### EXERCISE DETAILS
Copy every line of the listing below, keeping each character unchanged. Leave out the picture lines.

[Part of a data file]
════════════════════
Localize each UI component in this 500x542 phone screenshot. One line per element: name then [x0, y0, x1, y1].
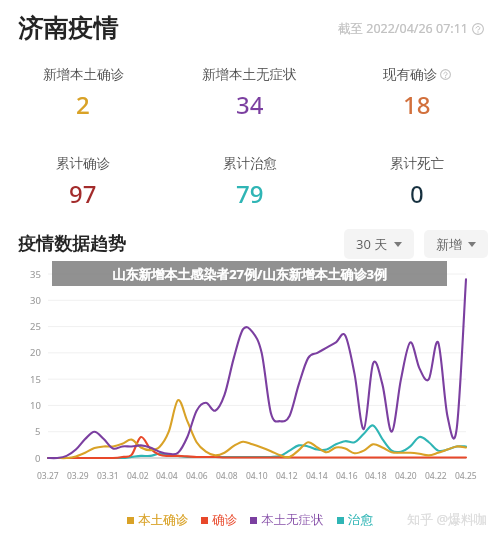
staticText: 山东新增本土感染者27例/山东新增本土确诊3例 — [112, 265, 387, 283]
staticText: 03.29 — [67, 470, 89, 482]
staticText: 04.10 — [246, 470, 268, 482]
staticText: 30 天 — [356, 235, 388, 253]
staticText: 04.08 — [216, 470, 238, 482]
staticText: 知乎 @爆料咖 — [407, 510, 488, 528]
staticText: 18 — [403, 88, 431, 121]
staticText: 新增 — [436, 236, 462, 252]
staticText: 97 — [69, 177, 97, 210]
staticText: 截至 2022/04/26 07:11 — [338, 20, 468, 37]
staticText: 04.16 — [336, 470, 358, 482]
staticText: 04.12 — [276, 470, 298, 482]
staticText: 35 — [30, 268, 41, 281]
staticText: 累计确诊 — [56, 155, 110, 172]
button[interactable]: 本土无症状 — [248, 510, 326, 530]
staticText: 04.04 — [156, 470, 178, 482]
staticText: 0 — [35, 452, 41, 465]
staticText: 疫情数据趋势 — [18, 233, 126, 256]
staticText: 03.27 — [37, 470, 59, 482]
staticText: 04.14 — [306, 470, 328, 482]
staticText: 累计治愈 — [223, 155, 277, 172]
staticText: 本土确诊 — [138, 512, 188, 528]
button[interactable]: 累计治愈 — [166, 153, 333, 212]
button[interactable]: 治愈 — [335, 510, 375, 530]
staticText: 25 — [30, 320, 41, 333]
staticText: 04.18 — [365, 470, 387, 482]
button[interactable]: 累计确诊 — [0, 153, 166, 212]
button[interactable]: 本土确诊 — [125, 510, 190, 530]
staticText: 确诊 — [212, 512, 237, 528]
button[interactable]: 累计死亡 — [333, 153, 500, 212]
staticText: 04.02 — [127, 470, 149, 482]
button[interactable]: 截至 2022/04/26 07:11 — [334, 16, 488, 41]
staticText: 04.25 — [455, 470, 477, 482]
staticText: 5 — [35, 425, 41, 438]
staticText: 新增本土无症状 — [202, 66, 297, 83]
staticText: 15 — [30, 373, 41, 386]
staticText: 30 — [30, 294, 41, 307]
button[interactable]: 新增本土无症状 — [166, 64, 333, 123]
staticText: 04.06 — [186, 470, 208, 482]
staticText: 2 — [76, 88, 90, 121]
button[interactable]: 新增本土确诊 — [0, 64, 166, 123]
staticText: 新增本土确诊 — [43, 66, 124, 83]
other: 说明 — [440, 69, 451, 80]
staticText: 03.31 — [97, 470, 119, 482]
staticText: 20 — [30, 346, 41, 359]
staticText: 04.22 — [425, 470, 447, 482]
staticText: 济南疫情 — [18, 13, 118, 44]
staticText: 现有确诊 — [383, 66, 437, 83]
staticText: 治愈 — [348, 512, 373, 528]
staticText: 本土无症状 — [261, 512, 324, 528]
button[interactable]: 确诊 — [199, 510, 239, 530]
staticText: 34 — [236, 88, 264, 121]
other: 说明 — [472, 23, 484, 35]
staticText: 累计死亡 — [390, 155, 444, 172]
staticText: 79 — [236, 177, 264, 210]
button[interactable]: 30 天 — [344, 229, 414, 259]
staticText: 0 — [410, 177, 424, 210]
button[interactable]: 新增 — [424, 230, 488, 258]
staticText: 10 — [30, 399, 41, 412]
staticText: 04.20 — [395, 470, 417, 482]
button[interactable]: 现有确诊 — [333, 64, 500, 123]
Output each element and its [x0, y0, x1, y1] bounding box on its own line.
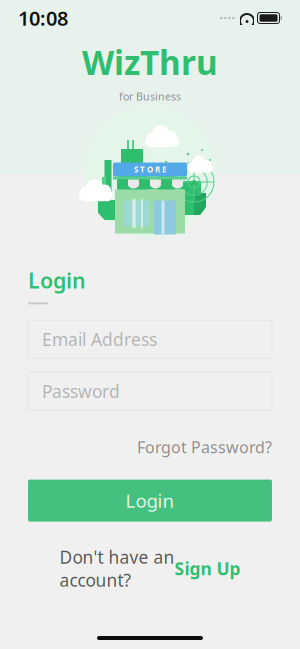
staticText: 10:08 [18, 5, 68, 31]
button[interactable]: Login [28, 480, 272, 522]
staticText: Login [126, 488, 174, 513]
button[interactable]: Email Address [28, 320, 272, 358]
staticText: Password [42, 380, 120, 403]
button[interactable]: Sign Up [174, 557, 240, 580]
staticText: Forgot Password? [137, 436, 272, 458]
button[interactable]: Password [28, 372, 272, 410]
staticText: S T O R E [134, 164, 166, 175]
staticText: Sign Up [174, 557, 240, 580]
button[interactable]: Forgot Password? [137, 436, 272, 458]
staticText: Email Address [42, 328, 157, 351]
staticText: Don't have an account? [60, 546, 174, 592]
staticText: WizThru [82, 40, 218, 84]
staticText: for Business [119, 89, 181, 104]
staticText: Login [28, 266, 86, 294]
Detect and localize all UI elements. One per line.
════════════════════
### ANSWER FOR THIS EXERCISE
Localize each UI component in this 500x542 phone screenshot. One line per element: name then [x0, y0, x1, y1].
staticText: 山东新增本土感染者27例/山东新增本土确诊3例 — [112, 265, 387, 283]
staticText: 03.29 — [67, 470, 89, 482]
staticText: 04.10 — [246, 470, 268, 482]
staticText: 30 天 — [356, 235, 388, 253]
staticText: 04.08 — [216, 470, 238, 482]
staticText: 知乎 @爆料咖 — [407, 510, 488, 528]
staticText: 18 — [403, 88, 431, 121]
staticText: 新增 — [436, 236, 462, 252]
staticText: 97 — [69, 177, 97, 210]
staticText: 截至 2022/04/26 07:11 — [338, 20, 468, 37]
staticText: 04.16 — [336, 470, 358, 482]
staticText: 04.12 — [276, 470, 298, 482]
staticText: 35 — [30, 268, 41, 281]
staticText: 累计确诊 — [56, 155, 110, 172]
button[interactable]: 本土无症状 — [248, 510, 326, 530]
staticText: 04.04 — [156, 470, 178, 482]
staticText: 0 — [35, 452, 41, 465]
staticText: 疫情数据趋势 — [18, 233, 126, 256]
staticText: 03.27 — [37, 470, 59, 482]
staticText: 04.14 — [306, 470, 328, 482]
staticText: 累计治愈 — [223, 155, 277, 172]
staticText: 本土确诊 — [138, 512, 188, 528]
button[interactable]: 累计治愈 — [166, 153, 333, 212]
button[interactable]: 治愈 — [335, 510, 375, 530]
staticText: 25 — [30, 320, 41, 333]
staticText: 04.18 — [365, 470, 387, 482]
button[interactable]: 累计确诊 — [0, 153, 166, 212]
button[interactable]: 本土确诊 — [125, 510, 190, 530]
staticText: 确诊 — [212, 512, 237, 528]
button[interactable]: 累计死亡 — [333, 153, 500, 212]
staticText: 04.02 — [127, 470, 149, 482]
button[interactable]: 截至 2022/04/26 07:11 — [334, 16, 488, 41]
staticText: 04.25 — [455, 470, 477, 482]
staticText: 5 — [35, 425, 41, 438]
staticText: 新增本土无症状 — [202, 66, 297, 83]
staticText: 15 — [30, 373, 41, 386]
staticText: 30 — [30, 294, 41, 307]
button[interactable]: 新增本土无症状 — [166, 64, 333, 123]
staticText: 04.06 — [186, 470, 208, 482]
staticText: 2 — [76, 88, 90, 121]
button[interactable]: 新增本土确诊 — [0, 64, 166, 123]
staticText: 新增本土确诊 — [43, 66, 124, 83]
other: 说明 — [440, 69, 451, 80]
staticText: 03.31 — [97, 470, 119, 482]
staticText: 20 — [30, 346, 41, 359]
staticText: 04.22 — [425, 470, 447, 482]
staticText: 济南疫情 — [18, 13, 118, 44]
staticText: 现有确诊 — [383, 66, 437, 83]
staticText: 治愈 — [348, 512, 373, 528]
staticText: 本土无症状 — [261, 512, 324, 528]
button[interactable]: 确诊 — [199, 510, 239, 530]
staticText: 34 — [236, 88, 264, 121]
other: 说明 — [472, 23, 484, 35]
staticText: 累计死亡 — [390, 155, 444, 172]
staticText: 79 — [236, 177, 264, 210]
button[interactable]: 30 天 — [344, 229, 414, 259]
staticText: 0 — [410, 177, 424, 210]
button[interactable]: 新增 — [424, 230, 488, 258]
staticText: 10 — [30, 399, 41, 412]
staticText: 04.20 — [395, 470, 417, 482]
button[interactable]: 现有确诊 — [333, 64, 500, 123]
Output each element and its [x0, y0, x1, y1] bounding box on its own line.
staticText: 10:08 [18, 5, 68, 31]
button[interactable]: Login [28, 480, 272, 522]
staticText: Login [126, 488, 174, 513]
button[interactable]: Email Address [28, 320, 272, 358]
staticText: Password [42, 380, 120, 403]
button[interactable]: Sign Up [174, 557, 240, 580]
staticText: Forgot Password? [137, 436, 272, 458]
button[interactable]: Password [28, 372, 272, 410]
staticText: S T O R E [134, 164, 166, 175]
staticText: Sign Up [174, 557, 240, 580]
button[interactable]: Forgot Password? [137, 436, 272, 458]
staticText: Email Address [42, 328, 157, 351]
staticText: Don't have an account? [60, 546, 174, 592]
staticText: WizThru [82, 40, 218, 84]
staticText: for Business [119, 89, 181, 104]
staticText: Login [28, 266, 86, 294]
Detect and localize all UI elements. One per line.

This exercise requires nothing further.